Each line of the material must be repeated precisely, with the pictures left out.

Dataset excerpts
══════════════════════════════

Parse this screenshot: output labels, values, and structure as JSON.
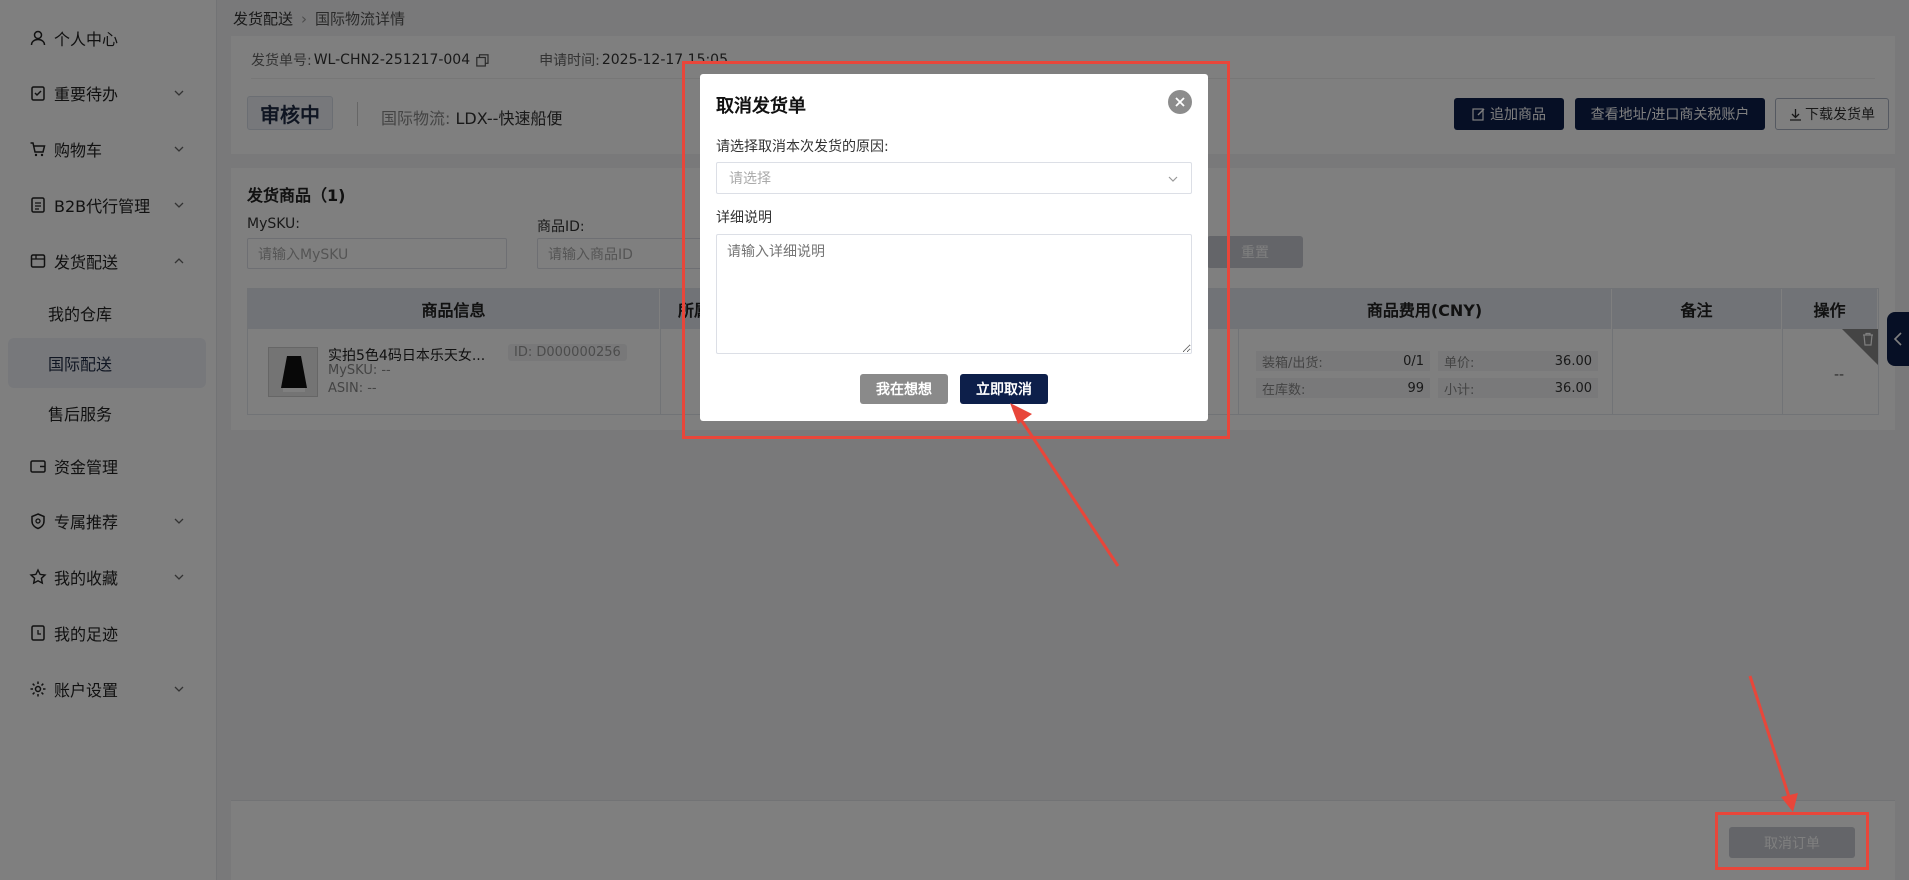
{
  "sidebar": {
    "items": [
      {
        "label": "个人中心",
        "icon": "user-icon",
        "chevron": false
      },
      {
        "label": "重要待办",
        "icon": "clipboard-icon",
        "chevron": true
      },
      {
        "label": "购物车",
        "icon": "cart-icon",
        "chevron": true
      },
      {
        "label": "B2B代行管理",
        "icon": "document-icon",
        "chevron": true
      },
      {
        "label": "发货配送",
        "icon": "box-icon",
        "chevron": true,
        "expanded": true
      },
      {
        "label": "资金管理",
        "icon": "wallet-icon",
        "chevron": false
      },
      {
        "label": "专属推荐",
        "icon": "shield-star-icon",
        "chevron": true
      },
      {
        "label": "我的收藏",
        "icon": "star-icon",
        "chevron": true
      },
      {
        "label": "我的足迹",
        "icon": "footprint-icon",
        "chevron": false
      },
      {
        "label": "账户设置",
        "icon": "gear-icon",
        "chevron": true
      }
    ],
    "sub_items": [
      {
        "label": "我的仓库",
        "active": false
      },
      {
        "label": "国际配送",
        "active": true
      },
      {
        "label": "售后服务",
        "active": false
      }
    ]
  },
  "breadcrumb": {
    "parent": "发货配送",
    "current": "国际物流详情"
  },
  "order": {
    "number_label": "发货单号:",
    "number": "WL-CHN2-251217-004",
    "time_label": "申请时间:",
    "time": "2025-12-17 15:05",
    "status": "审核中",
    "logistics_label": "国际物流:",
    "logistics_value": "LDX--快速船便"
  },
  "toolbar": {
    "add_goods": "追加商品",
    "view_address": "查看地址/进口商关税账户",
    "download": "下载发货单"
  },
  "goods": {
    "title": "发货商品（1)",
    "filter": {
      "mysku_label": "MySKU:",
      "mysku_placeholder": "请输入MySKU",
      "id_label": "商品ID:",
      "id_placeholder": "请输入商品ID",
      "reset": "重置"
    },
    "columns": {
      "info": "商品信息",
      "partial": "所属",
      "fee": "商品费用(CNY)",
      "remark": "备注",
      "op": "操作"
    },
    "row": {
      "name": "实拍5色4码日本乐天女...",
      "id": "ID: D000000256",
      "mysku": "MySKU: --",
      "asin": "ASIN: --",
      "pack_label": "装箱/出货:",
      "pack_value": "0/1",
      "stock_label": "在库数:",
      "stock_value": "99",
      "price_label": "单价:",
      "price_value": "36.00",
      "subtotal_label": "小计:",
      "subtotal_value": "36.00",
      "op": "--"
    }
  },
  "footer": {
    "cancel_order": "取消订单"
  },
  "modal": {
    "title": "取消发货单",
    "reason_label": "请选择取消本次发货的原因:",
    "reason_placeholder": "请选择",
    "detail_label": "详细说明",
    "detail_placeholder": "请输入详细说明",
    "think_button": "我在想想",
    "confirm_button": "立即取消"
  },
  "colors": {
    "primary": "#0d1f4a",
    "annotation": "#e8463a"
  }
}
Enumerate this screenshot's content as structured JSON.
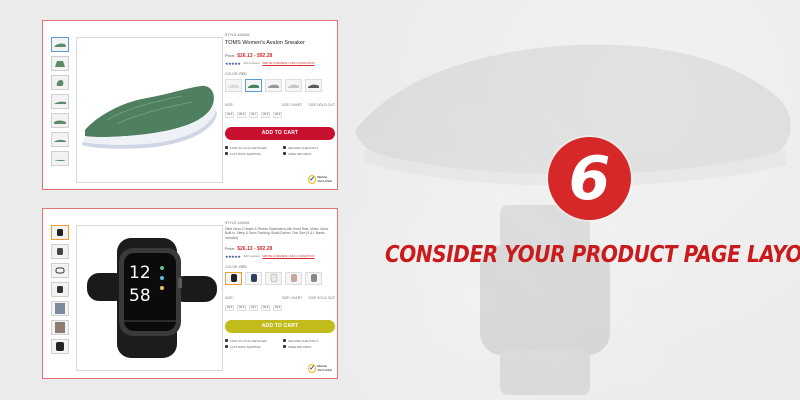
{
  "banner": {
    "step_number": "6",
    "headline": "CONSIDER YOUR PRODUCT PAGE LAYOUT",
    "accent_color": "#c91b1b"
  },
  "card_shoe": {
    "style_label": "STYLE #44401",
    "title": "TOMS Women's Avalon Sneaker",
    "price_prefix": "Price:",
    "price": "$26.13 - $92.28",
    "stars": "★★★★★",
    "review_count": "320 reviews",
    "review_link": "WRITE A REVIEW / ASK A QUESTION",
    "color_label": "COLOR:",
    "color_value": "RED",
    "size_label": "SIZE:",
    "size_chart": "SIZE CHART",
    "sold_out": "SIZE SOLD OUT",
    "sizes": [
      "US 5",
      "US 6",
      "US 7",
      "US 8",
      "US 9"
    ],
    "cart_label": "ADD TO CART",
    "cart_color": "#c8102e",
    "perks": [
      "FIND IN LOCAL RETAILER",
      "SECURE CHECKOUT",
      "FLAT RATE SHIPPING",
      "FREE RETURNS"
    ],
    "badge": "Norton",
    "badge_sub": "SECURED"
  },
  "card_watch": {
    "style_label": "STYLE #44401",
    "desc": "Fitbit Versa 2 Health & Fitness Smartwatch with Heart Rate, Music, Alexa Built-In, Sleep & Swim Tracking, Black/Carbon, One Size (S & L Bands Included)",
    "price_prefix": "Price:",
    "price": "$26.13 - $92.28",
    "stars": "★★★★★",
    "review_count": "320 reviews",
    "review_link": "WRITE A REVIEW / ASK A QUESTION",
    "color_label": "COLOR:",
    "color_value": "RED",
    "size_label": "SIZE:",
    "size_chart": "SIZE CHART",
    "sold_out": "SIZE SOLD OUT",
    "sizes": [
      "US 5",
      "US 6",
      "US 7",
      "US 8",
      "US 9"
    ],
    "cart_label": "ADD TO CART",
    "cart_color": "#c2bb1c",
    "perks": [
      "FIND IN LOCAL RETAILER",
      "SECURE CHECKOUT",
      "FLAT RATE SHIPPING",
      "FREE RETURNS"
    ],
    "badge": "Norton",
    "badge_sub": "SECURED"
  },
  "watch_face": {
    "time_hour": "12",
    "time_min": "58"
  }
}
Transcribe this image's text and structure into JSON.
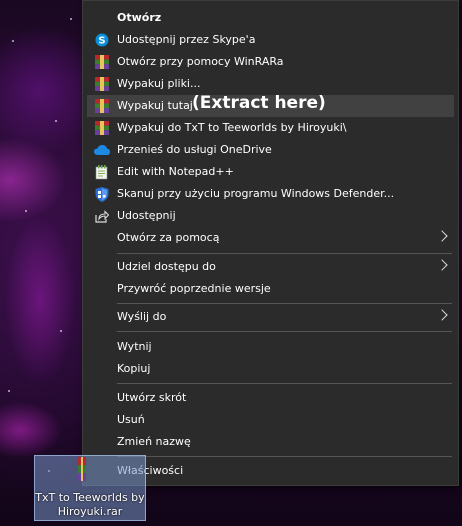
{
  "menu": {
    "items": [
      {
        "label": "Otwórz",
        "icon": "none",
        "bold": true,
        "arrow": false
      },
      {
        "label": "Udostępnij przez Skype'a",
        "icon": "skype-icon",
        "arrow": false
      },
      {
        "label": "Otwórz przy pomocy WinRARa",
        "icon": "winrar-icon",
        "arrow": false
      },
      {
        "label": "Wypakuj pliki...",
        "icon": "winrar-icon",
        "arrow": false
      },
      {
        "label": "Wypakuj tutaj",
        "icon": "winrar-icon",
        "arrow": false,
        "hovered": true
      },
      {
        "label": "Wypakuj do TxT to Teeworlds by Hiroyuki\\",
        "icon": "winrar-icon",
        "arrow": false
      },
      {
        "label": "Przenieś do usługi OneDrive",
        "icon": "onedrive-icon",
        "arrow": false
      },
      {
        "label": "Edit with Notepad++",
        "icon": "notepadpp-icon",
        "arrow": false
      },
      {
        "label": "Skanuj przy użyciu programu Windows Defender...",
        "icon": "defender-icon",
        "arrow": false
      },
      {
        "label": "Udostępnij",
        "icon": "share-icon",
        "arrow": false
      },
      {
        "label": "Otwórz za pomocą",
        "icon": "none",
        "arrow": true
      },
      {
        "label": "Udziel dostępu do",
        "icon": "none",
        "arrow": true
      },
      {
        "label": "Przywróć poprzednie wersje",
        "icon": "none",
        "arrow": false
      },
      {
        "label": "Wyślij do",
        "icon": "none",
        "arrow": true
      },
      {
        "label": "Wytnij",
        "icon": "none",
        "arrow": false
      },
      {
        "label": "Kopiuj",
        "icon": "none",
        "arrow": false
      },
      {
        "label": "Utwórz skrót",
        "icon": "none",
        "arrow": false
      },
      {
        "label": "Usuń",
        "icon": "none",
        "arrow": false
      },
      {
        "label": "Zmień nazwę",
        "icon": "none",
        "arrow": false
      },
      {
        "label": "Właściwości",
        "icon": "none",
        "arrow": false
      }
    ]
  },
  "annotation": "(Extract here)",
  "desktop_file": {
    "name": "TxT to Teeworlds by Hiroyuki.rar",
    "line1": "TxT to Teeworlds by",
    "line2": "Hiroyuki.rar"
  },
  "colors": {
    "menu_bg": "#2b2b2b",
    "hover_bg": "#414141",
    "separator": "#555555",
    "text": "#ffffff"
  }
}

══════════════════════════════

▶ _Exercise response_
Parse this screenshot: output labels, values, and structure as JSON.
{
  "sidebar": {
    "items": [
      {
        "label": "个人中心",
        "icon": "user-icon",
        "chevron": false
      },
      {
        "label": "重要待办",
        "icon": "clipboard-icon",
        "chevron": true
      },
      {
        "label": "购物车",
        "icon": "cart-icon",
        "chevron": true
      },
      {
        "label": "B2B代行管理",
        "icon": "document-icon",
        "chevron": true
      },
      {
        "label": "发货配送",
        "icon": "box-icon",
        "chevron": true,
        "expanded": true
      },
      {
        "label": "资金管理",
        "icon": "wallet-icon",
        "chevron": false
      },
      {
        "label": "专属推荐",
        "icon": "shield-star-icon",
        "chevron": true
      },
      {
        "label": "我的收藏",
        "icon": "star-icon",
        "chevron": true
      },
      {
        "label": "我的足迹",
        "icon": "footprint-icon",
        "chevron": false
      },
      {
        "label": "账户设置",
        "icon": "gear-icon",
        "chevron": true
      }
    ],
    "sub_items": [
      {
        "label": "我的仓库",
        "active": false
      },
      {
        "label": "国际配送",
        "active": true
      },
      {
        "label": "售后服务",
        "active": false
      }
    ]
  },
  "breadcrumb": {
    "parent": "发货配送",
    "current": "国际物流详情"
  },
  "order": {
    "number_label": "发货单号:",
    "number": "WL-CHN2-251217-004",
    "time_label": "申请时间:",
    "time": "2025-12-17 15:05",
    "status": "审核中",
    "logistics_label": "国际物流:",
    "logistics_value": "LDX--快速船便"
  },
  "toolbar": {
    "add_goods": "追加商品",
    "view_address": "查看地址/进口商关税账户",
    "download": "下载发货单"
  },
  "goods": {
    "title": "发货商品（1)",
    "filter": {
      "mysku_label": "MySKU:",
      "mysku_placeholder": "请输入MySKU",
      "id_label": "商品ID:",
      "id_placeholder": "请输入商品ID",
      "reset": "重置"
    },
    "columns": {
      "info": "商品信息",
      "partial": "所属",
      "fee": "商品费用(CNY)",
      "remark": "备注",
      "op": "操作"
    },
    "row": {
      "name": "实拍5色4码日本乐天女...",
      "id": "ID: D000000256",
      "mysku": "MySKU: --",
      "asin": "ASIN: --",
      "pack_label": "装箱/出货:",
      "pack_value": "0/1",
      "stock_label": "在库数:",
      "stock_value": "99",
      "price_label": "单价:",
      "price_value": "36.00",
      "subtotal_label": "小计:",
      "subtotal_value": "36.00",
      "op": "--"
    }
  },
  "footer": {
    "cancel_order": "取消订单"
  },
  "modal": {
    "title": "取消发货单",
    "reason_label": "请选择取消本次发货的原因:",
    "reason_placeholder": "请选择",
    "detail_label": "详细说明",
    "detail_placeholder": "请输入详细说明",
    "think_button": "我在想想",
    "confirm_button": "立即取消"
  },
  "colors": {
    "primary": "#0d1f4a",
    "annotation": "#e8463a"
  }
}
Enumerate this screenshot's content as structured JSON.
{
  "banner": {
    "step_number": "6",
    "headline": "CONSIDER YOUR PRODUCT PAGE LAYOUT",
    "accent_color": "#c91b1b"
  },
  "card_shoe": {
    "style_label": "STYLE #44401",
    "title": "TOMS Women's Avalon Sneaker",
    "price_prefix": "Price:",
    "price": "$26.13 - $92.28",
    "stars": "★★★★★",
    "review_count": "320 reviews",
    "review_link": "WRITE A REVIEW / ASK A QUESTION",
    "color_label": "COLOR:",
    "color_value": "RED",
    "size_label": "SIZE:",
    "size_chart": "SIZE CHART",
    "sold_out": "SIZE SOLD OUT",
    "sizes": [
      "US 5",
      "US 6",
      "US 7",
      "US 8",
      "US 9"
    ],
    "cart_label": "ADD TO CART",
    "cart_color": "#c8102e",
    "perks": [
      "FIND IN LOCAL RETAILER",
      "SECURE CHECKOUT",
      "FLAT RATE SHIPPING",
      "FREE RETURNS"
    ],
    "badge": "Norton",
    "badge_sub": "SECURED"
  },
  "card_watch": {
    "style_label": "STYLE #44401",
    "desc": "Fitbit Versa 2 Health & Fitness Smartwatch with Heart Rate, Music, Alexa Built-In, Sleep & Swim Tracking, Black/Carbon, One Size (S & L Bands Included)",
    "price_prefix": "Price:",
    "price": "$26.13 - $92.28",
    "stars": "★★★★★",
    "review_count": "320 reviews",
    "review_link": "WRITE A REVIEW / ASK A QUESTION",
    "color_label": "COLOR:",
    "color_value": "RED",
    "size_label": "SIZE:",
    "size_chart": "SIZE CHART",
    "sold_out": "SIZE SOLD OUT",
    "sizes": [
      "US 5",
      "US 6",
      "US 7",
      "US 8",
      "US 9"
    ],
    "cart_label": "ADD TO CART",
    "cart_color": "#c2bb1c",
    "perks": [
      "FIND IN LOCAL RETAILER",
      "SECURE CHECKOUT",
      "FLAT RATE SHIPPING",
      "FREE RETURNS"
    ],
    "badge": "Norton",
    "badge_sub": "SECURED"
  },
  "watch_face": {
    "time_hour": "12",
    "time_min": "58"
  }
}
Transcribe this image's text and structure into JSON.
{
  "menu": {
    "items": [
      {
        "label": "Otwórz",
        "icon": "none",
        "bold": true,
        "arrow": false
      },
      {
        "label": "Udostępnij przez Skype'a",
        "icon": "skype-icon",
        "arrow": false
      },
      {
        "label": "Otwórz przy pomocy WinRARa",
        "icon": "winrar-icon",
        "arrow": false
      },
      {
        "label": "Wypakuj pliki...",
        "icon": "winrar-icon",
        "arrow": false
      },
      {
        "label": "Wypakuj tutaj",
        "icon": "winrar-icon",
        "arrow": false,
        "hovered": true
      },
      {
        "label": "Wypakuj do TxT to Teeworlds by Hiroyuki\\",
        "icon": "winrar-icon",
        "arrow": false
      },
      {
        "label": "Przenieś do usługi OneDrive",
        "icon": "onedrive-icon",
        "arrow": false
      },
      {
        "label": "Edit with Notepad++",
        "icon": "notepadpp-icon",
        "arrow": false
      },
      {
        "label": "Skanuj przy użyciu programu Windows Defender...",
        "icon": "defender-icon",
        "arrow": false
      },
      {
        "label": "Udostępnij",
        "icon": "share-icon",
        "arrow": false
      },
      {
        "label": "Otwórz za pomocą",
        "icon": "none",
        "arrow": true
      },
      {
        "label": "Udziel dostępu do",
        "icon": "none",
        "arrow": true
      },
      {
        "label": "Przywróć poprzednie wersje",
        "icon": "none",
        "arrow": false
      },
      {
        "label": "Wyślij do",
        "icon": "none",
        "arrow": true
      },
      {
        "label": "Wytnij",
        "icon": "none",
        "arrow": false
      },
      {
        "label": "Kopiuj",
        "icon": "none",
        "arrow": false
      },
      {
        "label": "Utwórz skrót",
        "icon": "none",
        "arrow": false
      },
      {
        "label": "Usuń",
        "icon": "none",
        "arrow": false
      },
      {
        "label": "Zmień nazwę",
        "icon": "none",
        "arrow": false
      },
      {
        "label": "Właściwości",
        "icon": "none",
        "arrow": false
      }
    ]
  },
  "annotation": "(Extract here)",
  "desktop_file": {
    "name": "TxT to Teeworlds by Hiroyuki.rar",
    "line1": "TxT to Teeworlds by",
    "line2": "Hiroyuki.rar"
  },
  "colors": {
    "menu_bg": "#2b2b2b",
    "hover_bg": "#414141",
    "separator": "#555555",
    "text": "#ffffff"
  }
}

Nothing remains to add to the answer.